----- Data
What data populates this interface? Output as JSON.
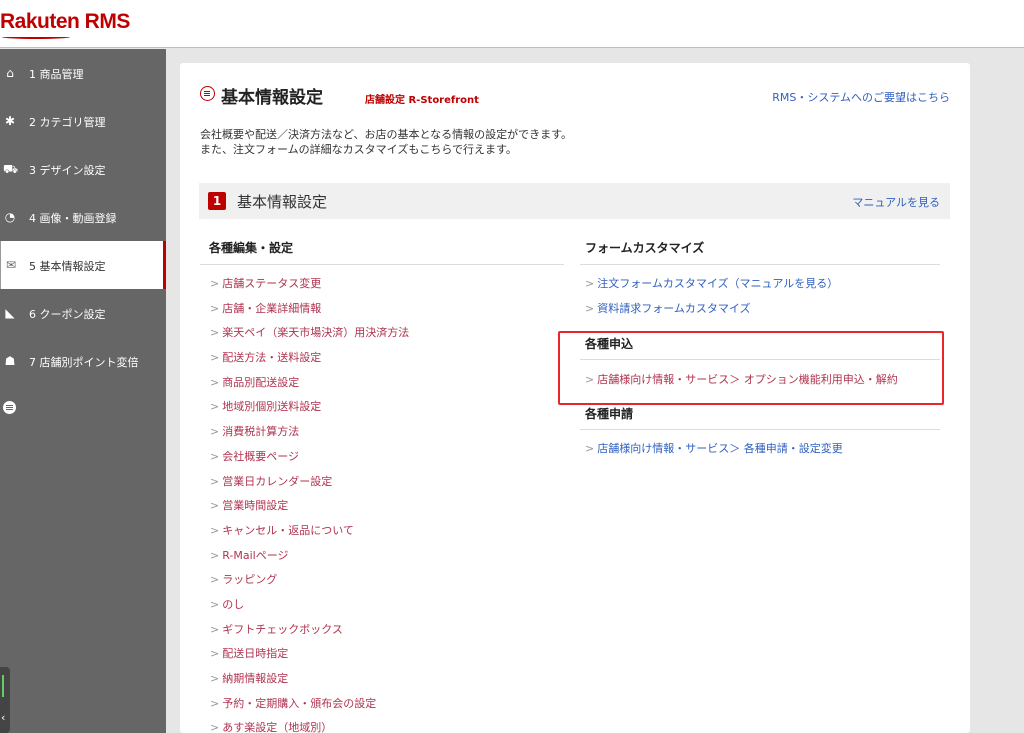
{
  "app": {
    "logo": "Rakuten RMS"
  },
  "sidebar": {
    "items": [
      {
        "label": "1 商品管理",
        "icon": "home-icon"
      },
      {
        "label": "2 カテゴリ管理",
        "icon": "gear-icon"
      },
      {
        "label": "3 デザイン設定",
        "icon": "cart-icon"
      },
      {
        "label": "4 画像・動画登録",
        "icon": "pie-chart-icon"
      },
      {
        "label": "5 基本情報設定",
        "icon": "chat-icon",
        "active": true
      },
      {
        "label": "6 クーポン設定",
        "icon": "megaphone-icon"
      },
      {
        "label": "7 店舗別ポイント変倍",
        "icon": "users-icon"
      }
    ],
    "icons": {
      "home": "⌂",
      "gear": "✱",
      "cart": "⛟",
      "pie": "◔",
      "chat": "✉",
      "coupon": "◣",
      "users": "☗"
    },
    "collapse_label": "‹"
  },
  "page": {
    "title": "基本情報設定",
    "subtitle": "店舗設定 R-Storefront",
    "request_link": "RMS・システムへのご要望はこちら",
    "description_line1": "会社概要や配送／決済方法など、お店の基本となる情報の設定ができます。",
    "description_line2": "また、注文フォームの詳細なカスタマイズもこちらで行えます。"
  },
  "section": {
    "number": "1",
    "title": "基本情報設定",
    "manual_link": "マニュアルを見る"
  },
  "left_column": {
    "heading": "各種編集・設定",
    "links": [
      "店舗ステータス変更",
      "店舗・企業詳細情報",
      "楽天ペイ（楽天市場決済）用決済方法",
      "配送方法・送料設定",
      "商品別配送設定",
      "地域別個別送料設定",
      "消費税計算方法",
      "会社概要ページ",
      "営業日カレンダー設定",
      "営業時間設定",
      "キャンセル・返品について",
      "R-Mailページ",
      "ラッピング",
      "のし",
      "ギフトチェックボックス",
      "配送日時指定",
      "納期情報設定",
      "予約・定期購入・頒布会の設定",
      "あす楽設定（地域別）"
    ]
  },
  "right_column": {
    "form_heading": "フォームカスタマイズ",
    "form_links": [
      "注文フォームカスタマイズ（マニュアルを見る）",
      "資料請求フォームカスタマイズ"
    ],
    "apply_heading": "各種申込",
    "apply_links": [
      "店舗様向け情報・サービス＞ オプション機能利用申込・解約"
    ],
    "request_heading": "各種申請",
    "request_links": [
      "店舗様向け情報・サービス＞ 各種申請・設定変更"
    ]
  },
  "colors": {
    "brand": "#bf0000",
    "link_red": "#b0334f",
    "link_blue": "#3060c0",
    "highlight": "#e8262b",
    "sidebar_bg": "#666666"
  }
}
----------
----- Data
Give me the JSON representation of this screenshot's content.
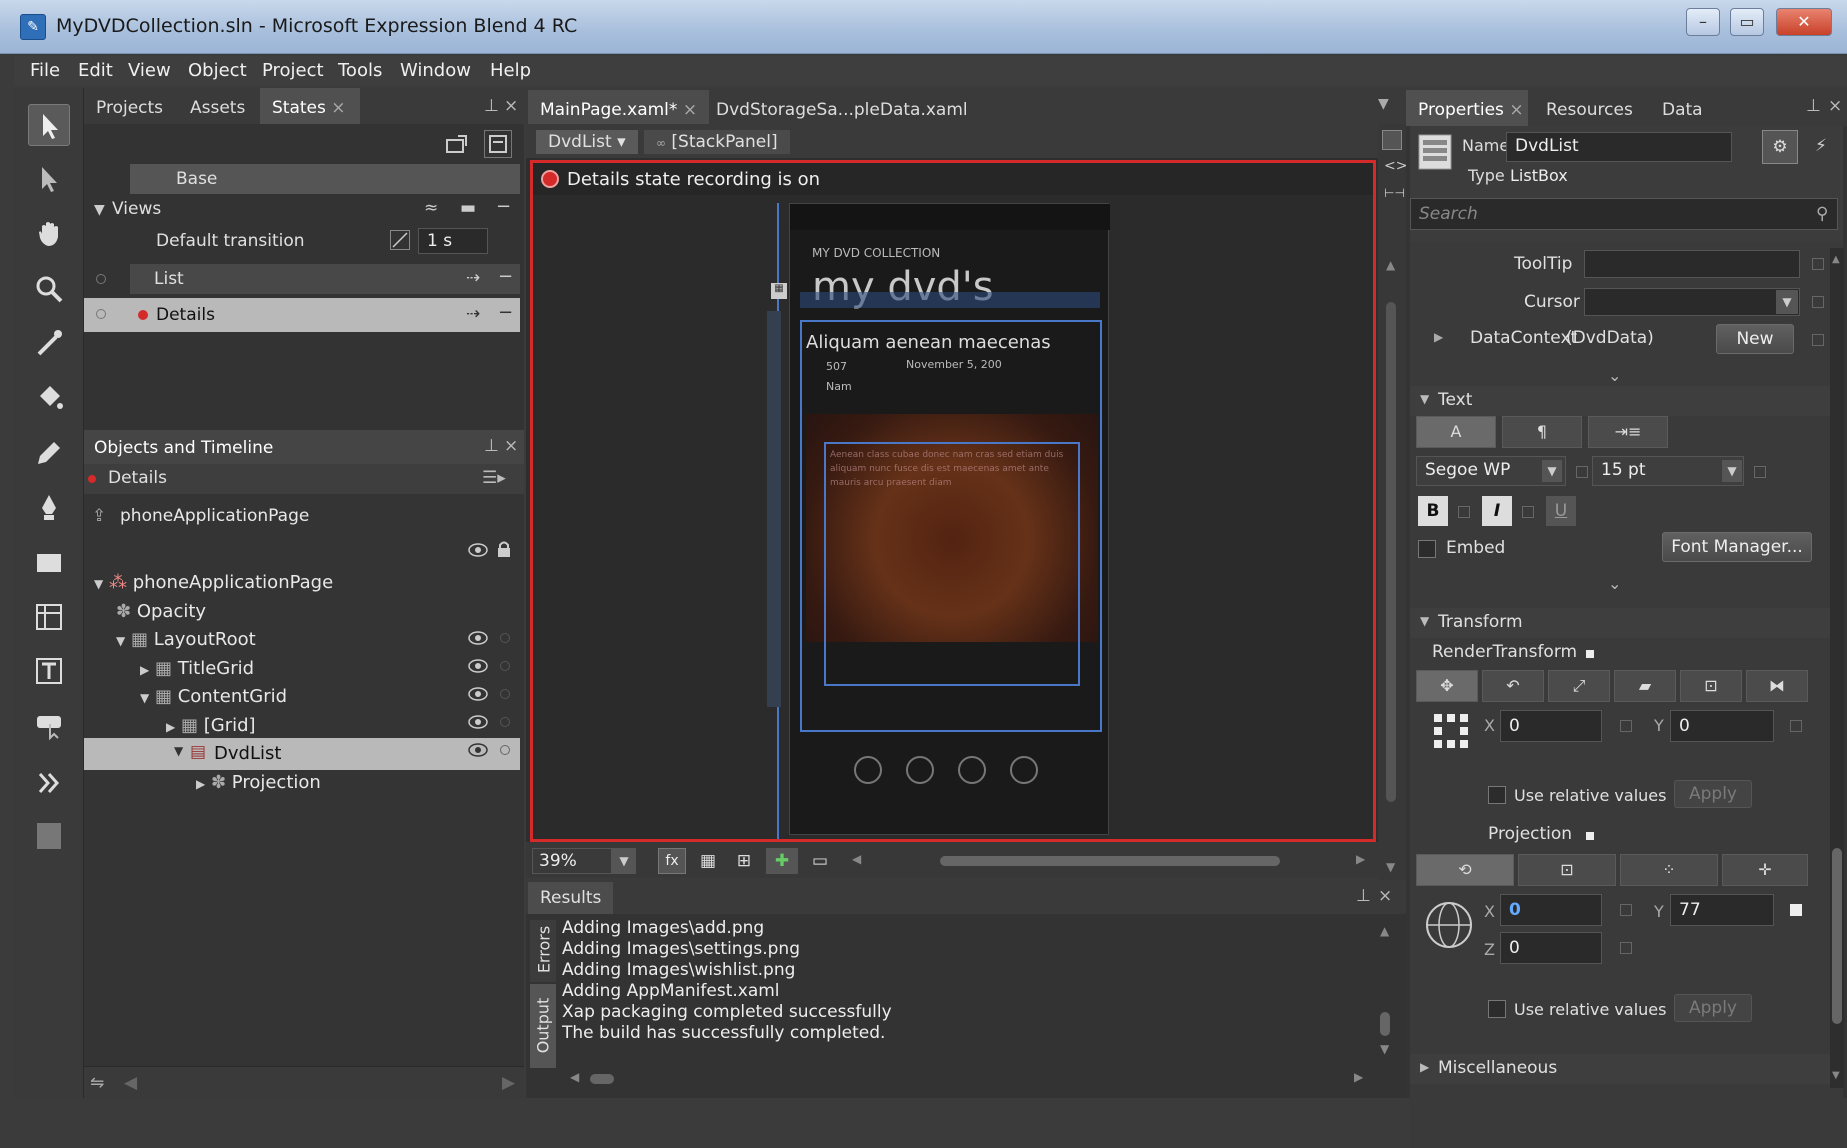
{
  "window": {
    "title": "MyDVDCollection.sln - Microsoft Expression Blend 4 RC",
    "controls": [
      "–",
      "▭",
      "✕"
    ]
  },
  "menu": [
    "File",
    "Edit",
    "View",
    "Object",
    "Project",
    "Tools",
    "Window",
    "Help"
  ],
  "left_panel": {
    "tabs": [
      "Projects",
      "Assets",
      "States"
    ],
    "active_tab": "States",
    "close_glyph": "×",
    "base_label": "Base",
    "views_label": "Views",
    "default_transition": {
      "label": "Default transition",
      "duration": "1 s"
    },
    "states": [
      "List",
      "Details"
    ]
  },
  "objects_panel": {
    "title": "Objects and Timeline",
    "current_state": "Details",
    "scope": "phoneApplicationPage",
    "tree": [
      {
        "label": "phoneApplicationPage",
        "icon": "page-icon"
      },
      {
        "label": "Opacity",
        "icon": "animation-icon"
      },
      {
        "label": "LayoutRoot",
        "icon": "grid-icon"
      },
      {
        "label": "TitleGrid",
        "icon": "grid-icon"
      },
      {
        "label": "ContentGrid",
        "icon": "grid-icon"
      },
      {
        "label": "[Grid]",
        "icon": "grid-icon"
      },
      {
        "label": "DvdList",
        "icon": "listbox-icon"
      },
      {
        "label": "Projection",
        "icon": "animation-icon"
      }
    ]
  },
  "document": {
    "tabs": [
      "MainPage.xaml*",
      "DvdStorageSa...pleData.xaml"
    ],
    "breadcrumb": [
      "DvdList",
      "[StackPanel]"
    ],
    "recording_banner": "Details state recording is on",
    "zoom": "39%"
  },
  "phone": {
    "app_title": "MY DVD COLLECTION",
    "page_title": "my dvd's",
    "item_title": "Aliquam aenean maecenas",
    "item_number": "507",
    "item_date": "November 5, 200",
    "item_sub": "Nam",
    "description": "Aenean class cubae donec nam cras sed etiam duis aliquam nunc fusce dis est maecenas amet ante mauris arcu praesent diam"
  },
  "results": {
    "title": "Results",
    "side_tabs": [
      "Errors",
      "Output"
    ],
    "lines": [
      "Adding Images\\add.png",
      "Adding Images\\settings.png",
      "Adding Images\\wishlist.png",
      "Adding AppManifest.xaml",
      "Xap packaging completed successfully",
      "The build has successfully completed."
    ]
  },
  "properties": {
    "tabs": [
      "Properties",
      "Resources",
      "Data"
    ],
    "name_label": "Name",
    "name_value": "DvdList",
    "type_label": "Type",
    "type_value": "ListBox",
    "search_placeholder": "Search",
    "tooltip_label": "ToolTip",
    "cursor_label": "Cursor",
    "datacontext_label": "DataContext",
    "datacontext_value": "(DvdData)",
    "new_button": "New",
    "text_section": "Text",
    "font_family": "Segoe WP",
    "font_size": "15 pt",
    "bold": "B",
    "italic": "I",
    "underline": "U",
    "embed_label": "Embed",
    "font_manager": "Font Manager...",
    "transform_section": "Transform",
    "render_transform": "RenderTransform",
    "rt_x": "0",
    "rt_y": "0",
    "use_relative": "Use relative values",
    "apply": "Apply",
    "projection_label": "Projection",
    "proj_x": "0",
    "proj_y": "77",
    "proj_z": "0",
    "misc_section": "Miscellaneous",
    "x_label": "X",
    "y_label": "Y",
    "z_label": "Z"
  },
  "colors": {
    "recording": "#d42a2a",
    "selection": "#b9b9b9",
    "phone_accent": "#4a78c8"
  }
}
----------
----- Data
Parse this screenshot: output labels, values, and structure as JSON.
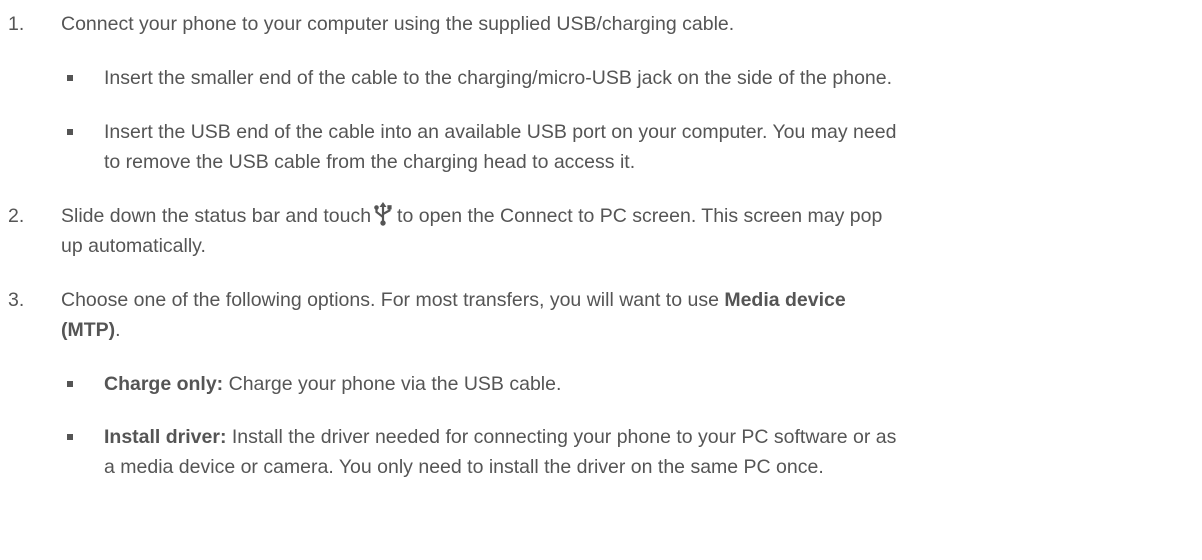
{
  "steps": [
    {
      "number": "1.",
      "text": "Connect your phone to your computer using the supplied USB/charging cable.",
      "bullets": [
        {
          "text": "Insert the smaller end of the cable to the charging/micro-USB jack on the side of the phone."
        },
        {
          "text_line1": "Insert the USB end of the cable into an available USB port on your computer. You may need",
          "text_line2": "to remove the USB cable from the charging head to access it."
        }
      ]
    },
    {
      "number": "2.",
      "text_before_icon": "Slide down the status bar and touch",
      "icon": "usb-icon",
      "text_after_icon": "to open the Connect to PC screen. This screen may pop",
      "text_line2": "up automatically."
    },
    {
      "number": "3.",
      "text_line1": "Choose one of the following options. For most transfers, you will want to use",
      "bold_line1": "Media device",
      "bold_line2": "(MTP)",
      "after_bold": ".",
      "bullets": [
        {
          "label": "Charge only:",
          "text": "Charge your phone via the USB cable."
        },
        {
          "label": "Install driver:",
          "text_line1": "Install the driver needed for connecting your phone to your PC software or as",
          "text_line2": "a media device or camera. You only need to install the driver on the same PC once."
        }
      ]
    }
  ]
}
----------
* Exercise brief
Copy down every line of the material above that includes the string "cable".

* The completed task
      "text": "Connect your phone to your computer using the supplied USB/charging cable.",
          "text": "Insert the smaller end of the cable to the charging/micro-USB jack on the side of the phone."
          "text_line1": "Insert the USB end of the cable into an available USB port on your computer. You may need",
          "text_line2": "to remove the USB cable from the charging head to access it."
          "text": "Charge your phone via the USB cable."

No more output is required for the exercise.